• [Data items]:
----

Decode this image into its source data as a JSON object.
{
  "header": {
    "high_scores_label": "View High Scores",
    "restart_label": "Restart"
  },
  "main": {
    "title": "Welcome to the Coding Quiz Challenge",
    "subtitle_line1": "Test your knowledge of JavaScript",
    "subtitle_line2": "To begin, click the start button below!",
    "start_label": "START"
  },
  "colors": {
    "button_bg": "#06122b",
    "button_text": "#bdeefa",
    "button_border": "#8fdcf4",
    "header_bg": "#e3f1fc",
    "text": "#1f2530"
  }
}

----

• [DO THIS]:
Copy all the records above precisely.

• [OUTPUT FOR THIS EXERCISE]:
Decode this image into its source data as a JSON object.
{
  "header": {
    "high_scores_label": "View High Scores",
    "restart_label": "Restart"
  },
  "main": {
    "title": "Welcome to the Coding Quiz Challenge",
    "subtitle_line1": "Test your knowledge of JavaScript",
    "subtitle_line2": "To begin, click the start button below!",
    "start_label": "START"
  },
  "colors": {
    "button_bg": "#06122b",
    "button_text": "#bdeefa",
    "button_border": "#8fdcf4",
    "header_bg": "#e3f1fc",
    "text": "#1f2530"
  }
}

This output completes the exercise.